(Chart and figure data)
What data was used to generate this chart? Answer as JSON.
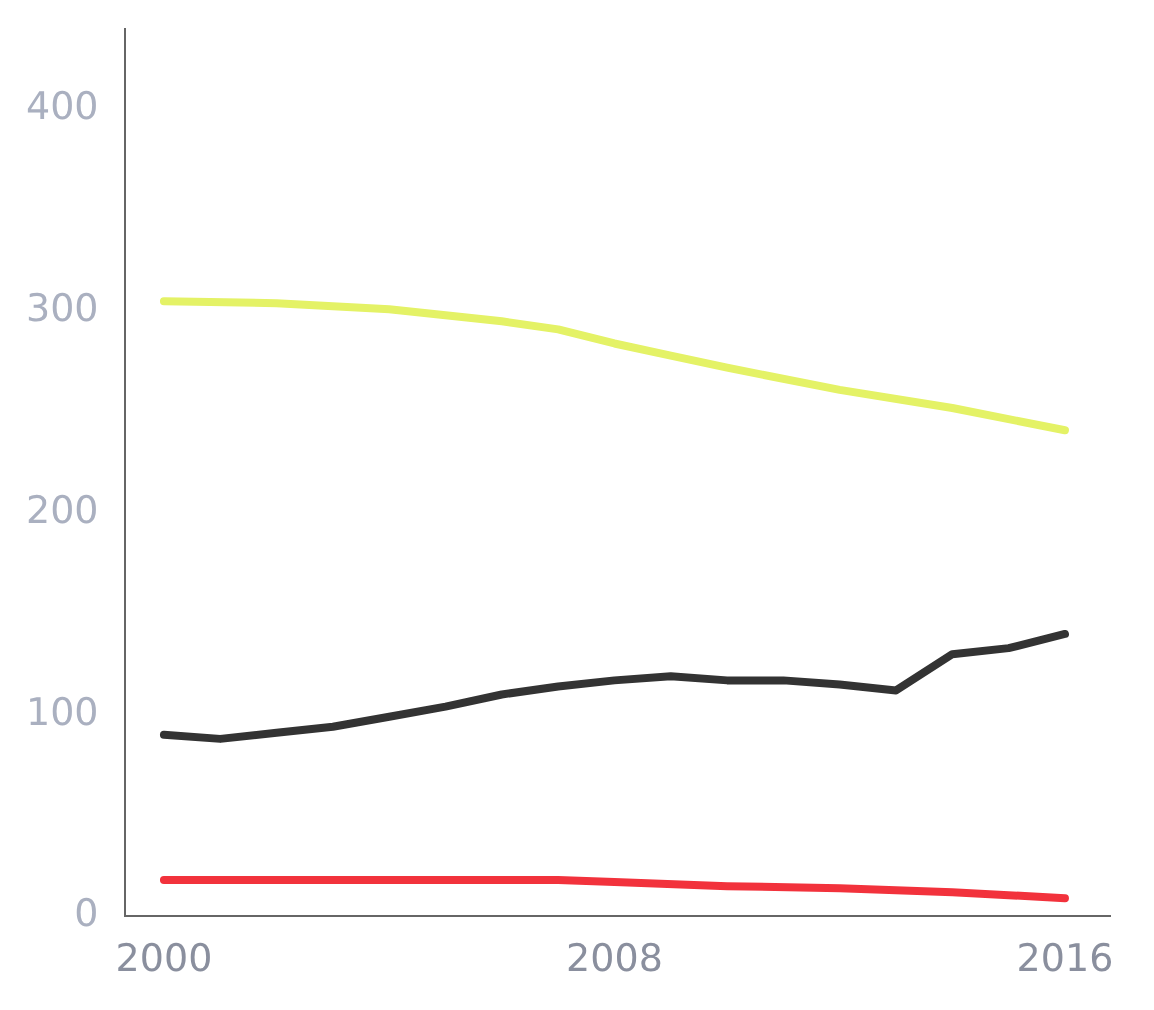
{
  "chart_data": {
    "type": "line",
    "xlim": [
      1999.3,
      2016.8
    ],
    "xticks": [
      2000,
      2008,
      2016
    ],
    "ylim": [
      0,
      440
    ],
    "yticks": [
      0,
      100,
      200,
      300,
      400
    ],
    "grid": false,
    "legend": false,
    "marker": "none",
    "line_style": "solid",
    "series": [
      {
        "color": "#e4f266",
        "x": [
          2000,
          2002,
          2004,
          2006,
          2007,
          2008,
          2009,
          2010,
          2012,
          2014,
          2016
        ],
        "values": [
          305,
          304,
          301,
          295,
          291,
          284,
          278,
          272,
          261,
          252,
          241
        ]
      },
      {
        "color": "#333333",
        "x": [
          2000,
          2001,
          2002,
          2003,
          2004,
          2005,
          2006,
          2007,
          2008,
          2009,
          2010,
          2011,
          2012,
          2013,
          2014,
          2015,
          2016
        ],
        "values": [
          90,
          88,
          91,
          94,
          99,
          104,
          110,
          114,
          117,
          119,
          117,
          117,
          115,
          112,
          130,
          133,
          140
        ]
      },
      {
        "color": "#f2323c",
        "x": [
          2000,
          2004,
          2007,
          2008,
          2010,
          2012,
          2013,
          2014,
          2016
        ],
        "values": [
          18,
          18,
          18,
          17,
          15,
          14,
          13,
          12,
          9
        ]
      }
    ]
  }
}
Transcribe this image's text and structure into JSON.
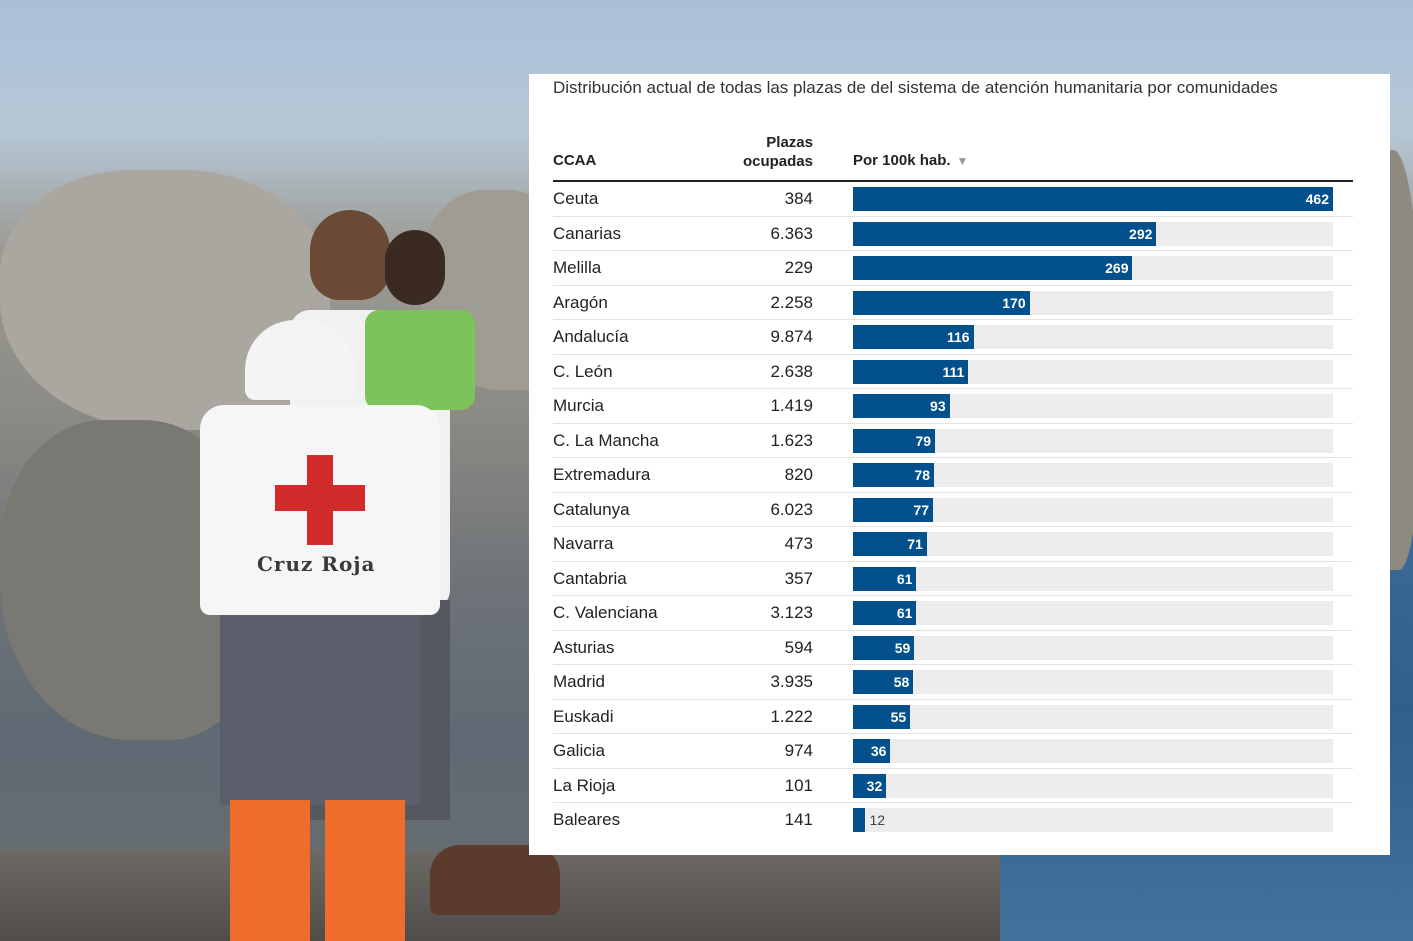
{
  "chart_data": {
    "type": "bar",
    "title": "Distribución actual de todas las plazas de del sistema de atención humanitaria por comunidades",
    "columns": {
      "name": "CCAA",
      "plazas_line1": "Plazas",
      "plazas_line2": "ocupadas",
      "rate": "Por 100k hab."
    },
    "sort_icon": "sort-descending-icon",
    "bar_color": "#02508c",
    "track_color": "#ececec",
    "xlim": [
      0,
      462
    ],
    "rows": [
      {
        "name": "Ceuta",
        "plazas": "384",
        "value": 462
      },
      {
        "name": "Canarias",
        "plazas": "6.363",
        "value": 292
      },
      {
        "name": "Melilla",
        "plazas": "229",
        "value": 269
      },
      {
        "name": "Aragón",
        "plazas": "2.258",
        "value": 170
      },
      {
        "name": "Andalucía",
        "plazas": "9.874",
        "value": 116
      },
      {
        "name": "C. León",
        "plazas": "2.638",
        "value": 111
      },
      {
        "name": "Murcia",
        "plazas": "1.419",
        "value": 93
      },
      {
        "name": "C. La Mancha",
        "plazas": "1.623",
        "value": 79
      },
      {
        "name": "Extremadura",
        "plazas": "820",
        "value": 78
      },
      {
        "name": "Catalunya",
        "plazas": "6.023",
        "value": 77
      },
      {
        "name": "Navarra",
        "plazas": "473",
        "value": 71
      },
      {
        "name": "Cantabria",
        "plazas": "357",
        "value": 61
      },
      {
        "name": "C. Valenciana",
        "plazas": "3.123",
        "value": 61
      },
      {
        "name": "Asturias",
        "plazas": "594",
        "value": 59
      },
      {
        "name": "Madrid",
        "plazas": "3.935",
        "value": 58
      },
      {
        "name": "Euskadi",
        "plazas": "1.222",
        "value": 55
      },
      {
        "name": "Galicia",
        "plazas": "974",
        "value": 36
      },
      {
        "name": "La Rioja",
        "plazas": "101",
        "value": 32
      },
      {
        "name": "Baleares",
        "plazas": "141",
        "value": 12
      }
    ]
  },
  "background": {
    "description_icon": "photo-icon",
    "vest_text": "Cruz Roja"
  }
}
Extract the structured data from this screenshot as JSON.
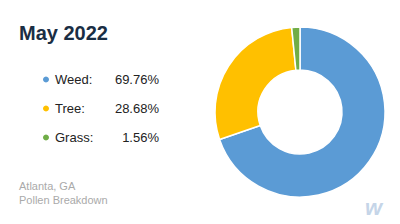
{
  "chart_data": {
    "type": "pie",
    "title": "May 2022",
    "subtitle": [
      "Atlanta, GA",
      "Pollen Breakdown"
    ],
    "annotations": [
      "w"
    ],
    "categories": [
      "Weed:",
      "Tree:",
      "Grass:"
    ],
    "values": [
      69.76,
      28.68,
      1.56
    ],
    "value_labels": [
      "69.76%",
      "28.68%",
      "1.56%"
    ],
    "colors": [
      "#5B9BD5",
      "#FFC000",
      "#70AD47"
    ],
    "legend": "left"
  }
}
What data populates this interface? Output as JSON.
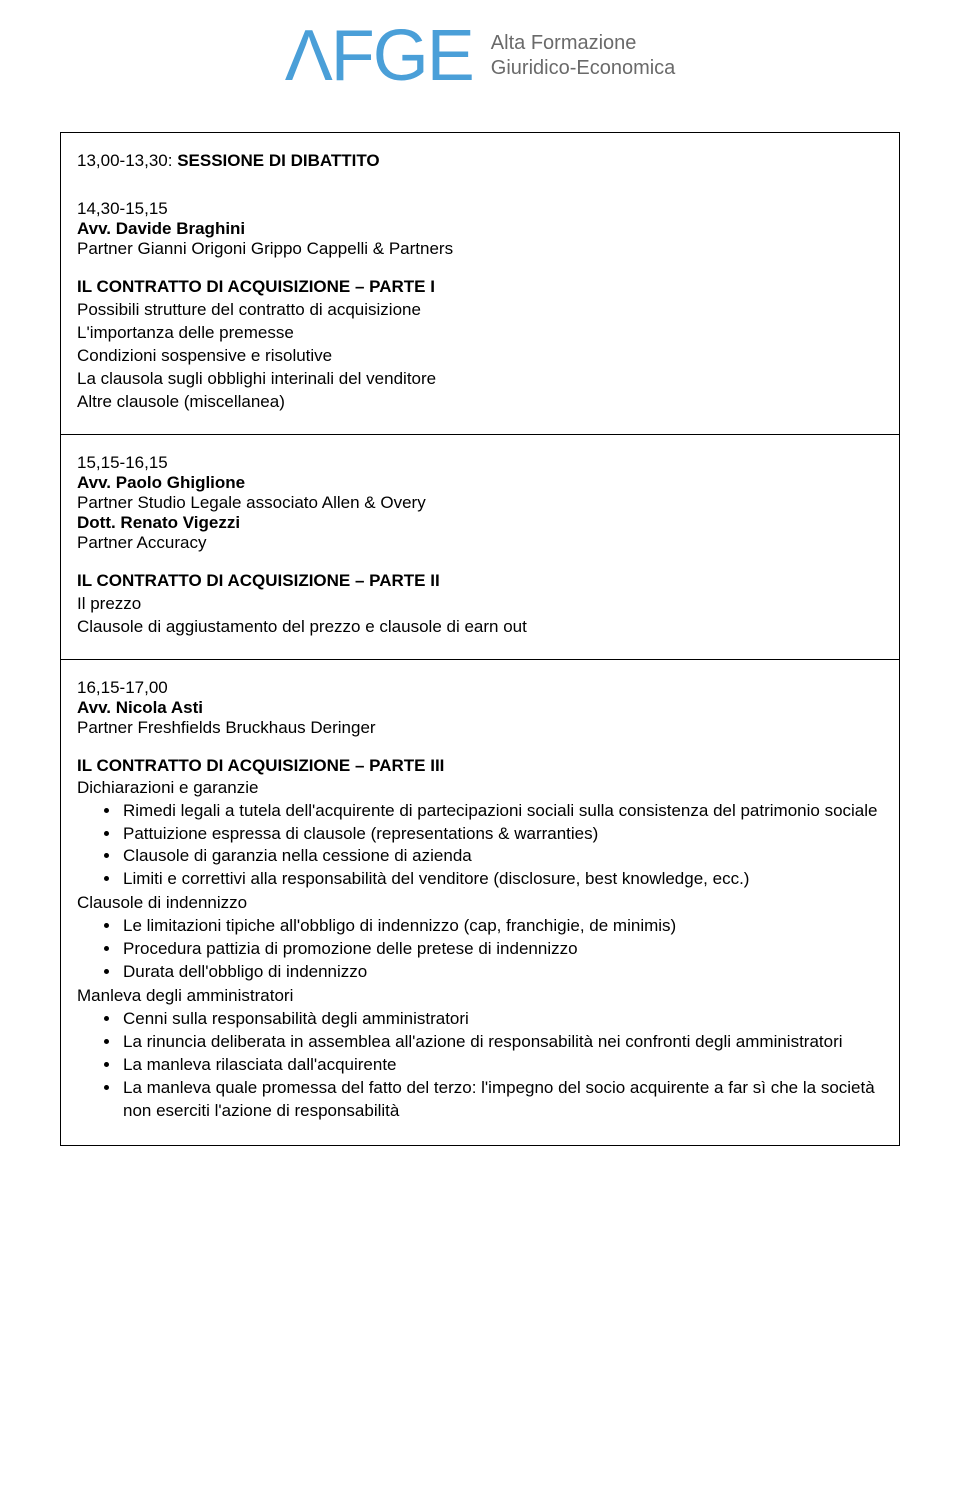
{
  "header": {
    "logo_main": "ΛFGE",
    "logo_sub_line1": "Alta Formazione",
    "logo_sub_line2": "Giuridico-Economica",
    "logo_color": "#4a9fd8",
    "sub_color": "#6a6a6a"
  },
  "sections": {
    "s1": {
      "time": "13,00-13,30:",
      "title": "SESSIONE DI DIBATTITO",
      "block2_time": "14,30-15,15",
      "block2_speaker_name": "Avv. Davide Braghini",
      "block2_speaker_role": "Partner Gianni Origoni Grippo Cappelli & Partners",
      "block2_topic": "IL CONTRATTO DI ACQUISIZIONE – PARTE I",
      "block2_lines": {
        "l0": "Possibili strutture del contratto di acquisizione",
        "l1": "L'importanza delle premesse",
        "l2": "Condizioni sospensive e risolutive",
        "l3": "La clausola sugli obblighi interinali del venditore",
        "l4": "Altre clausole (miscellanea)"
      }
    },
    "s2": {
      "time": "15,15-16,15",
      "speaker1_name": "Avv. Paolo Ghiglione",
      "speaker1_role": "Partner Studio Legale associato Allen & Overy",
      "speaker2_name": "Dott. Renato Vigezzi",
      "speaker2_role": "Partner Accuracy",
      "topic": "IL CONTRATTO DI ACQUISIZIONE – PARTE II",
      "lines": {
        "l0": "Il prezzo",
        "l1": "Clausole di aggiustamento del prezzo e clausole di earn out"
      }
    },
    "s3": {
      "time": "16,15-17,00",
      "speaker_name": "Avv. Nicola Asti",
      "speaker_role": "Partner Freshfields Bruckhaus Deringer",
      "topic": "IL CONTRATTO DI ACQUISIZIONE – PARTE III",
      "sub1": "Dichiarazioni e garanzie",
      "sub1_bullets": {
        "b0": "Rimedi legali a tutela dell'acquirente di partecipazioni sociali sulla consistenza del patrimonio sociale",
        "b1": "Pattuizione espressa di clausole (representations & warranties)",
        "b2": "Clausole di garanzia nella cessione di azienda",
        "b3": "Limiti e correttivi alla responsabilità del venditore (disclosure, best knowledge, ecc.)"
      },
      "sub2": "Clausole di indennizzo",
      "sub2_bullets": {
        "b0": "Le limitazioni tipiche all'obbligo di indennizzo (cap, franchigie, de minimis)",
        "b1": "Procedura pattizia di promozione delle pretese di indennizzo",
        "b2": "Durata dell'obbligo di indennizzo"
      },
      "sub3": "Manleva degli amministratori",
      "sub3_bullets": {
        "b0": "Cenni sulla responsabilità degli amministratori",
        "b1": "La rinuncia deliberata in assemblea all'azione di responsabilità nei confronti degli amministratori",
        "b2": "La manleva rilasciata dall'acquirente",
        "b3": "La manleva quale promessa del fatto del terzo: l'impegno del socio acquirente a far sì che la società non eserciti l'azione di responsabilità"
      }
    }
  }
}
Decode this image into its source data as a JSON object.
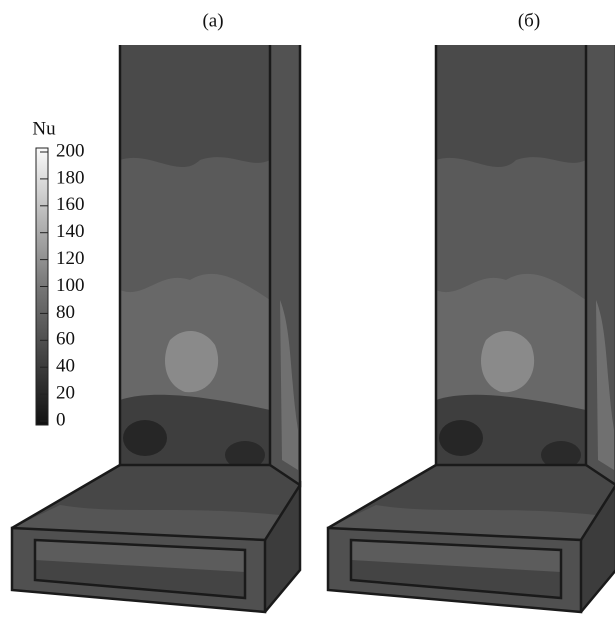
{
  "panels": [
    {
      "label": "(a)"
    },
    {
      "label": "(б)"
    }
  ],
  "colorbar": {
    "title": "Nu",
    "range": [
      0,
      200
    ],
    "ticks": [
      0,
      20,
      40,
      60,
      80,
      100,
      120,
      140,
      160,
      180,
      200
    ]
  }
}
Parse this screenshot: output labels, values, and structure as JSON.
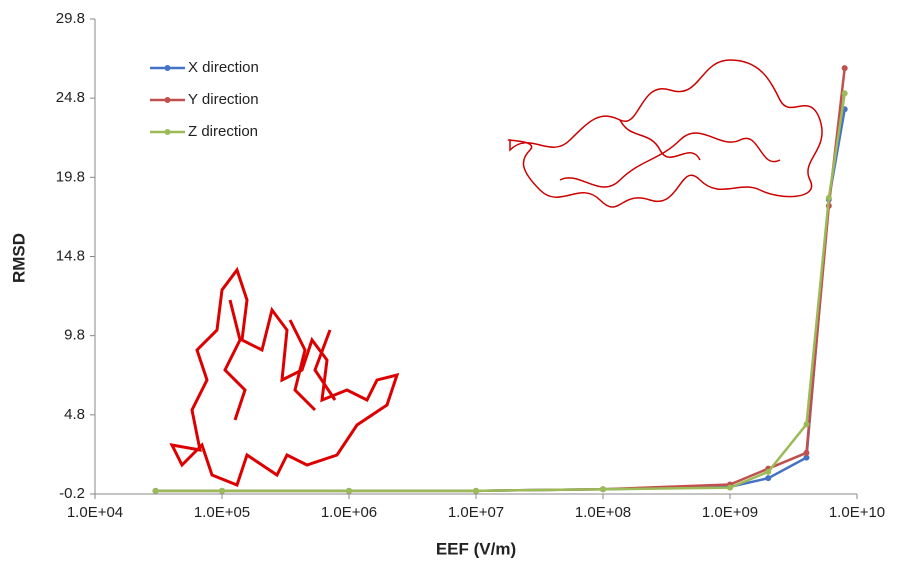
{
  "chart_data": {
    "type": "line",
    "x_label": "EEF (V/m)",
    "y_label": "RMSD",
    "x_scale": "log",
    "x": [
      30000,
      100000,
      1000000,
      10000000,
      100000000,
      1000000000,
      2000000000,
      4000000000,
      6000000000,
      8000000000
    ],
    "series": [
      {
        "name": "X direction",
        "color": "#4472c4",
        "values": [
          0.0,
          0.0,
          0.0,
          0.0,
          0.1,
          0.25,
          0.8,
          2.1,
          18.4,
          24.1
        ]
      },
      {
        "name": "Y direction",
        "color": "#c0504d",
        "values": [
          0.0,
          0.0,
          0.0,
          0.0,
          0.1,
          0.4,
          1.4,
          2.4,
          18.0,
          26.7
        ]
      },
      {
        "name": "Z direction",
        "color": "#9bbb59",
        "values": [
          0.0,
          0.0,
          0.0,
          0.0,
          0.1,
          0.2,
          1.2,
          4.2,
          18.5,
          25.1
        ]
      }
    ],
    "xlim": [
      10000,
      10000000000
    ],
    "xticks": [
      {
        "value": 10000,
        "label": "1.0E+04"
      },
      {
        "value": 100000,
        "label": "1.0E+05"
      },
      {
        "value": 1000000,
        "label": "1.0E+06"
      },
      {
        "value": 10000000,
        "label": "1.0E+07"
      },
      {
        "value": 100000000,
        "label": "1.0E+08"
      },
      {
        "value": 1000000000,
        "label": "1.0E+09"
      },
      {
        "value": 10000000000,
        "label": "1.0E+10"
      }
    ],
    "ylim": [
      -0.2,
      29.8
    ],
    "yticks": [
      -0.2,
      4.8,
      9.8,
      14.8,
      19.8,
      24.8,
      29.8
    ],
    "legend": "top-left",
    "grid": false
  }
}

**What is needed**
From the records above, copy every line that holds the word "acquirente".

**Full output**
        "b0": "Rimedi legali a tutela dell'acquirente di partecipazioni sociali sulla consistenza del patrimonio sociale",
        "b2": "La manleva rilasciata dall'acquirente",
        "b3": "La manleva quale promessa del fatto del terzo: l'impegno del socio acquirente a far sì che la società non eserciti l'azione di responsabilità"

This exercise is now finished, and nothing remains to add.